WHAT THE TASK ASKS: Count the lines in the records below that contain the word "title", and reply with only that number.

═══ EXTRACTED DATA

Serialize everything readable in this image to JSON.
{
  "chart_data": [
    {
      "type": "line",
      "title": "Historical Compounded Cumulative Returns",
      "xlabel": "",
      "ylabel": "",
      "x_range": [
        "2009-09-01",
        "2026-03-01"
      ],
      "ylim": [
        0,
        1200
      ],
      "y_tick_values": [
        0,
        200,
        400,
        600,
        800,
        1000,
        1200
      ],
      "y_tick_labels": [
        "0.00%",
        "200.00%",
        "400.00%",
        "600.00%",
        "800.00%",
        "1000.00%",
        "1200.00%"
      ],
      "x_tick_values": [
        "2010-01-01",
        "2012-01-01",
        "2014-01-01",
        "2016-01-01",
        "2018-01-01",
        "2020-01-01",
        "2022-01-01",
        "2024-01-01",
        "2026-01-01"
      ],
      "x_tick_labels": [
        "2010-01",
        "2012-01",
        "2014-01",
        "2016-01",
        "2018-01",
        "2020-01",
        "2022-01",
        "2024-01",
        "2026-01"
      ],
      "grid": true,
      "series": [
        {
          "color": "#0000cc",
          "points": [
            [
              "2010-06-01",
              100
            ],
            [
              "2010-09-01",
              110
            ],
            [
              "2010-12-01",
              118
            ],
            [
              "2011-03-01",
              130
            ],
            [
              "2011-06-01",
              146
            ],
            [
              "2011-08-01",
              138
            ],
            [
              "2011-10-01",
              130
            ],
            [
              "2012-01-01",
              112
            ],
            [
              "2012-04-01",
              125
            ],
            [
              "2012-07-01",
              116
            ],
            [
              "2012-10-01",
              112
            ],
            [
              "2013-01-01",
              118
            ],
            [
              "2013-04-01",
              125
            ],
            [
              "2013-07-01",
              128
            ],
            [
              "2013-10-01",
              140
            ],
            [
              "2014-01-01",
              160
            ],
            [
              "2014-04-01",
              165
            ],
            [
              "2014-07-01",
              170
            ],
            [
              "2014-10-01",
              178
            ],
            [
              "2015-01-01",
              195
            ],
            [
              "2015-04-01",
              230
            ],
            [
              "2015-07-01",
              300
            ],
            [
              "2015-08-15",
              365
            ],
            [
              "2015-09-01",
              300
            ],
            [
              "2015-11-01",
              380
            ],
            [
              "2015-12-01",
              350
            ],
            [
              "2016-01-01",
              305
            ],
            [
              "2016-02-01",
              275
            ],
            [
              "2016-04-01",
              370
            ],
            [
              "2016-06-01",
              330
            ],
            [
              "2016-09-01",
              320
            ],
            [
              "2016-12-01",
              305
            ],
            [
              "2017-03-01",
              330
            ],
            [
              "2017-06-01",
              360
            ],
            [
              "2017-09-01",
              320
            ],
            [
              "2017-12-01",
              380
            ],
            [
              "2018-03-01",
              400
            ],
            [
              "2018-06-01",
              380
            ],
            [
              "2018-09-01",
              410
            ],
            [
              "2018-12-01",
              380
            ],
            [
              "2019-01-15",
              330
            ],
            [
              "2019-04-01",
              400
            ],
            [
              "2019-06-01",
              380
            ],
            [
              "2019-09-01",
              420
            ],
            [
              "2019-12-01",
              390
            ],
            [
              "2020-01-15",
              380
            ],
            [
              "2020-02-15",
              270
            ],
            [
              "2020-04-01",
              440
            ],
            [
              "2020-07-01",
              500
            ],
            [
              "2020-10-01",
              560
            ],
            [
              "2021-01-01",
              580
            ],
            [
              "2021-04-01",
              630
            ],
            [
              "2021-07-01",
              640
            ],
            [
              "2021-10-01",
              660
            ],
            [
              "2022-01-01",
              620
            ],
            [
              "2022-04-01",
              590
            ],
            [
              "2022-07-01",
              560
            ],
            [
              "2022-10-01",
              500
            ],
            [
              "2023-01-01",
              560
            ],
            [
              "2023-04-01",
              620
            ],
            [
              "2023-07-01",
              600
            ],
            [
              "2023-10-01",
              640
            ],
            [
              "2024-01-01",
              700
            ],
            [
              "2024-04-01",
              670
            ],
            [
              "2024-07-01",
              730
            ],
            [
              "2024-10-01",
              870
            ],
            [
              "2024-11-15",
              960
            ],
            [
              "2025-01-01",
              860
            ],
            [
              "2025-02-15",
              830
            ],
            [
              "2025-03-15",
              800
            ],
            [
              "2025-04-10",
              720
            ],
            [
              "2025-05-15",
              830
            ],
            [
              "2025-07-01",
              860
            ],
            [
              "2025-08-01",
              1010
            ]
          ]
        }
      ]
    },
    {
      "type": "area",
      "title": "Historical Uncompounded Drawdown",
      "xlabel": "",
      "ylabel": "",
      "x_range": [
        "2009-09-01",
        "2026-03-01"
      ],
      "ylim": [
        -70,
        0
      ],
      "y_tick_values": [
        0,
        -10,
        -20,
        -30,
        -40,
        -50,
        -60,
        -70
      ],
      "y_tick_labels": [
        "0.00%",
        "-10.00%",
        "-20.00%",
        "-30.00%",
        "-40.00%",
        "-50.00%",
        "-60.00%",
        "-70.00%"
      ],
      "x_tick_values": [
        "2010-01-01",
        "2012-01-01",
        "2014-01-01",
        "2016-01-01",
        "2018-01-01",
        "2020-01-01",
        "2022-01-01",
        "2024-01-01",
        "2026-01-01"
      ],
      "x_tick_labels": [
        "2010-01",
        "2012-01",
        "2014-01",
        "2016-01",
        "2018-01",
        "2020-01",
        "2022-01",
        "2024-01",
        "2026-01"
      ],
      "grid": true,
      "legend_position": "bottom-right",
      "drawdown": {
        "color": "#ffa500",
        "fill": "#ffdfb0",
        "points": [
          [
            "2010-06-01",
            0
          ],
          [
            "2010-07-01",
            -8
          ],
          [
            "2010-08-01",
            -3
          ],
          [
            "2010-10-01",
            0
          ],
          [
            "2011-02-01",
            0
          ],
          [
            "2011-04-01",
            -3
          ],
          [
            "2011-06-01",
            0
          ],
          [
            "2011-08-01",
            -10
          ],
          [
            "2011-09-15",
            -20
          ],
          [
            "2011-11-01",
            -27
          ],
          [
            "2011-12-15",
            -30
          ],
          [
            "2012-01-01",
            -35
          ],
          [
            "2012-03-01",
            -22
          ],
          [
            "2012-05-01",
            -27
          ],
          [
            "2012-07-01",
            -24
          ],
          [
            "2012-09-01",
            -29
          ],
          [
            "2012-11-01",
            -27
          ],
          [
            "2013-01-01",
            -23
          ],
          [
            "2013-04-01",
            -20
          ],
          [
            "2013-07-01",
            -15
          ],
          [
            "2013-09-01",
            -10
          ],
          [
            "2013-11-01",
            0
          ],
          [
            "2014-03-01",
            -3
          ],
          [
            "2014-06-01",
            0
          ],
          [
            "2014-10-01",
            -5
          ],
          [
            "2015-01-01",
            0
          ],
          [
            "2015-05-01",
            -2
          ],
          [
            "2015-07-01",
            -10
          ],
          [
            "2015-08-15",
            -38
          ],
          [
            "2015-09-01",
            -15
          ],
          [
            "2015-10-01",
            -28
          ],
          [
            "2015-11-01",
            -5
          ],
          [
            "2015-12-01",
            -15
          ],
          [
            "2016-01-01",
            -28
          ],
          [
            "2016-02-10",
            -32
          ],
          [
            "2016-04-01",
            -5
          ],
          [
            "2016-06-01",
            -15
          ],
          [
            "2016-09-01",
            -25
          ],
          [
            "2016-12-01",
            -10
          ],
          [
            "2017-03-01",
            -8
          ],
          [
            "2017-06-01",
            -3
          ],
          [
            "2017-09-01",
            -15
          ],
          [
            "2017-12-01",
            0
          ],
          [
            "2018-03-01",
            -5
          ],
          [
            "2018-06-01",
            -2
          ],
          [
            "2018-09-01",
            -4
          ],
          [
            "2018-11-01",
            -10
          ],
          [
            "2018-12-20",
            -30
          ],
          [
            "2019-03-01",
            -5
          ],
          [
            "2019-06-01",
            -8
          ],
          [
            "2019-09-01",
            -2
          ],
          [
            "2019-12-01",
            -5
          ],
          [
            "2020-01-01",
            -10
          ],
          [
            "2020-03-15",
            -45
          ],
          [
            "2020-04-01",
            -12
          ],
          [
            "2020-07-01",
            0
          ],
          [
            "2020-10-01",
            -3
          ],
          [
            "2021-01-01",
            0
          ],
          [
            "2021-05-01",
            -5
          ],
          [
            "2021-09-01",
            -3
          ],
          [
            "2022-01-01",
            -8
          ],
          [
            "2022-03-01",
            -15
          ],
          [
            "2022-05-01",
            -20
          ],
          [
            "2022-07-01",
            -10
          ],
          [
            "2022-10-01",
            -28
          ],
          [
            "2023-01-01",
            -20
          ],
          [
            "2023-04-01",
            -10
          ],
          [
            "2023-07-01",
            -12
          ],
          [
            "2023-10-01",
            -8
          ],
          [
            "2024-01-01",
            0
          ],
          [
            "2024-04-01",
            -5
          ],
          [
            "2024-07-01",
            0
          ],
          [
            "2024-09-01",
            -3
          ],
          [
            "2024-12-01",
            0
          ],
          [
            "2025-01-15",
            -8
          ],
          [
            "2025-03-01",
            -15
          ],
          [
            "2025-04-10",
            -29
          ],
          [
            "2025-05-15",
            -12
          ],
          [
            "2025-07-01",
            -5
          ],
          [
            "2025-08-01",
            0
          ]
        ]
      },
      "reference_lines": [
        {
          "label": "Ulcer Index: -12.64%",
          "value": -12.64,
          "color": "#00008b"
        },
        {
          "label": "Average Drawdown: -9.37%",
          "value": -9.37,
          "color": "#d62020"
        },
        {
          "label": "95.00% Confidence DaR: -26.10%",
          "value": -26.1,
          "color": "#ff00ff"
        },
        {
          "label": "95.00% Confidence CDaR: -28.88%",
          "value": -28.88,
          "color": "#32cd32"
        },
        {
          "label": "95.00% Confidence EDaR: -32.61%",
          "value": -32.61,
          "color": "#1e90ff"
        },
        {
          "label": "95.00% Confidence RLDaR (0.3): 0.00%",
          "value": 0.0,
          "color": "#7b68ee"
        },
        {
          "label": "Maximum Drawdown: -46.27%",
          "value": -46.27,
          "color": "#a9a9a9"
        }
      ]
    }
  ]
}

══════
═══ EXTRACTED DATA

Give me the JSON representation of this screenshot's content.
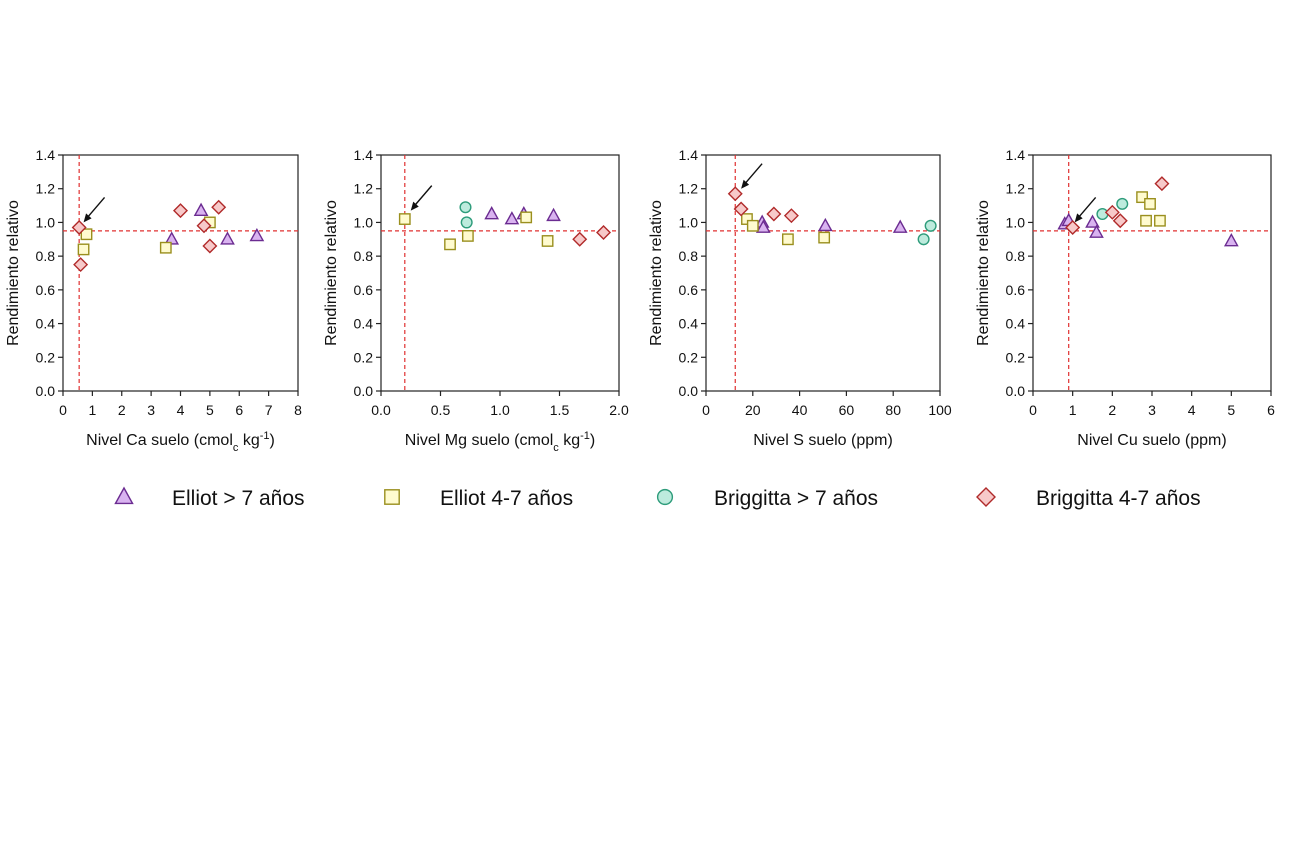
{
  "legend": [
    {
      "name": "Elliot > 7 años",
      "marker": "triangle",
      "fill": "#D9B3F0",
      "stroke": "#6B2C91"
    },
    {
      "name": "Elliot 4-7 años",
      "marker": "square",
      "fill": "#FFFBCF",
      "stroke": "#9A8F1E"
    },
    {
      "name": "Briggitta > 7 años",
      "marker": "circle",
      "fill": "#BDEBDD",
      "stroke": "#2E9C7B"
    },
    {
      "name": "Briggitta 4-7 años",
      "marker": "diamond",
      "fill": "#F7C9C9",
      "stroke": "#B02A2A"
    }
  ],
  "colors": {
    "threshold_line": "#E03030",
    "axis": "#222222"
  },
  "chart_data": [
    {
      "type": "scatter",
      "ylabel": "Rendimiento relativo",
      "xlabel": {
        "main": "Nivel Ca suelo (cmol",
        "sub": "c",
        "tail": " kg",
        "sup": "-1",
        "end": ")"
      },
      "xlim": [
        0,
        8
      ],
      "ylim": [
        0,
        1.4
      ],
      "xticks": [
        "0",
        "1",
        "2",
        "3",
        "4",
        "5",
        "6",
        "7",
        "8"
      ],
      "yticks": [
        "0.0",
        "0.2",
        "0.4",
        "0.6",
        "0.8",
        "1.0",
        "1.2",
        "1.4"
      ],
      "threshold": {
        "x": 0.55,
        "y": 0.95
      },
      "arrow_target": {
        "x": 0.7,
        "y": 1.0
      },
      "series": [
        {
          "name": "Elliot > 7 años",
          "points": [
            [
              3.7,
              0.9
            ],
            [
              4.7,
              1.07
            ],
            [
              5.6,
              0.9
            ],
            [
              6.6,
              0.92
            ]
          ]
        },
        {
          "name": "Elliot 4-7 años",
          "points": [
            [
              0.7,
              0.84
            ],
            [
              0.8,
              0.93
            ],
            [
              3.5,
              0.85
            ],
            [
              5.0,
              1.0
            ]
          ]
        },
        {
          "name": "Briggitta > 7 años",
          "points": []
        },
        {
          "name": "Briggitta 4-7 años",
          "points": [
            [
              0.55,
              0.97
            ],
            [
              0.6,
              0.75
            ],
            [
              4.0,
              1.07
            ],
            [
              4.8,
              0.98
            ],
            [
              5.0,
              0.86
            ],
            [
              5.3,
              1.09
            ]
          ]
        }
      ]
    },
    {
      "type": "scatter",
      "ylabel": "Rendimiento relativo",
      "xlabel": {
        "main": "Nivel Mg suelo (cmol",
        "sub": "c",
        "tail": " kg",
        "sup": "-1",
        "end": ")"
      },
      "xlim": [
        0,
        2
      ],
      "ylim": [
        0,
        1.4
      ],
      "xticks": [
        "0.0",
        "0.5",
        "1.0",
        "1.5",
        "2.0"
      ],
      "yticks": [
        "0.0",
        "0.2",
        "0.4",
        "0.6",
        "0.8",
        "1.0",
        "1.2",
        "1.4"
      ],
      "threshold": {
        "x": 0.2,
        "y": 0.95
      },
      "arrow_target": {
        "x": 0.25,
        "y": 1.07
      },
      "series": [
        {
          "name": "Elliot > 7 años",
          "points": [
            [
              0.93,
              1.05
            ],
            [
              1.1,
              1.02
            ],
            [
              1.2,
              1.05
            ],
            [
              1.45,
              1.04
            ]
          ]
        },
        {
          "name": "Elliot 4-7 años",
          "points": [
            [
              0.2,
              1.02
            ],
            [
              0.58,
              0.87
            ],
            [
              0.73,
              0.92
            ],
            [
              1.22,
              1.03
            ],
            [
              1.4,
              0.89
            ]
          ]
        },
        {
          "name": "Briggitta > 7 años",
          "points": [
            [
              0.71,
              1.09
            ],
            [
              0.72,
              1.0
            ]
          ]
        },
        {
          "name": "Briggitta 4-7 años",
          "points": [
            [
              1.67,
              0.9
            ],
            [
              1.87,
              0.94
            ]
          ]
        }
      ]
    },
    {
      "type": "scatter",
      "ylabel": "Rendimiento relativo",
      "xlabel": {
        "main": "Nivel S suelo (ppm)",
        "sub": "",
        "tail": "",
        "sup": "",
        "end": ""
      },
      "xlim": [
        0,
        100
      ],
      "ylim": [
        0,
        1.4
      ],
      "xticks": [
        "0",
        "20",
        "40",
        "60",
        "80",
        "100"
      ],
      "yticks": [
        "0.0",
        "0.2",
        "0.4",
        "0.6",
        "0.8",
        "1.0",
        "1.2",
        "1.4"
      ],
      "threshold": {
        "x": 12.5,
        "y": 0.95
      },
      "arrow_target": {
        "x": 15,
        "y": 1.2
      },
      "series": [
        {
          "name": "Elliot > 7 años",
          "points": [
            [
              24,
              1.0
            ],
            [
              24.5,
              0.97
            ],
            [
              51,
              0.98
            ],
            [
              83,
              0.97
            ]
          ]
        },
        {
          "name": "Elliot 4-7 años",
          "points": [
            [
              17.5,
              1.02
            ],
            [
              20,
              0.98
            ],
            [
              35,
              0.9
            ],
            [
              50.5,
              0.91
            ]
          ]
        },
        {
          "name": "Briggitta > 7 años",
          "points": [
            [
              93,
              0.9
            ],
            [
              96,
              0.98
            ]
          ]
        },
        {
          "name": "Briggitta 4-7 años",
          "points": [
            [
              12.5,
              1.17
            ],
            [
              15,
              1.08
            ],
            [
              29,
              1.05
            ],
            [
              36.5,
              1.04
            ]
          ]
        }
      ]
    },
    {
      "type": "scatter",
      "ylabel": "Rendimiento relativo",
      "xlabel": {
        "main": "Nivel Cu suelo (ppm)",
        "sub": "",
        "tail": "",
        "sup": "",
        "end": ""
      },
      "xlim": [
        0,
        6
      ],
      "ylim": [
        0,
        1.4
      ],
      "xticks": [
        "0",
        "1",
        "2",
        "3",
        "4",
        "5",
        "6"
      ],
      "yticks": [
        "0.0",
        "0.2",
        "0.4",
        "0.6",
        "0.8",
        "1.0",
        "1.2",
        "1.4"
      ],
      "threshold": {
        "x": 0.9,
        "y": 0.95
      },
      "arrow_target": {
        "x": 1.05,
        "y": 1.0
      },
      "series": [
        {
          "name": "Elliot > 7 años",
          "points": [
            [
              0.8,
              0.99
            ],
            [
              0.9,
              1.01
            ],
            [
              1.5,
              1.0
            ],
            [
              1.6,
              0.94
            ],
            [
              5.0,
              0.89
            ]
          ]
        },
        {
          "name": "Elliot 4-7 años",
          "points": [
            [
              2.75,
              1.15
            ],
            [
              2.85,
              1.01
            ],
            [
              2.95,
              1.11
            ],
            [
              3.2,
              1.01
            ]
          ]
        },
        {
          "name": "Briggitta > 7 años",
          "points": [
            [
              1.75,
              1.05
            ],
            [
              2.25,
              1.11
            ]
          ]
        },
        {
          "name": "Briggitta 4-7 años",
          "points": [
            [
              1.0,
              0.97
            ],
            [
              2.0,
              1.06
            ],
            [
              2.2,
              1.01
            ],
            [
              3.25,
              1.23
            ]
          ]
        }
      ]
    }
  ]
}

══════

SOLUTION TO THE PROBLEM: 2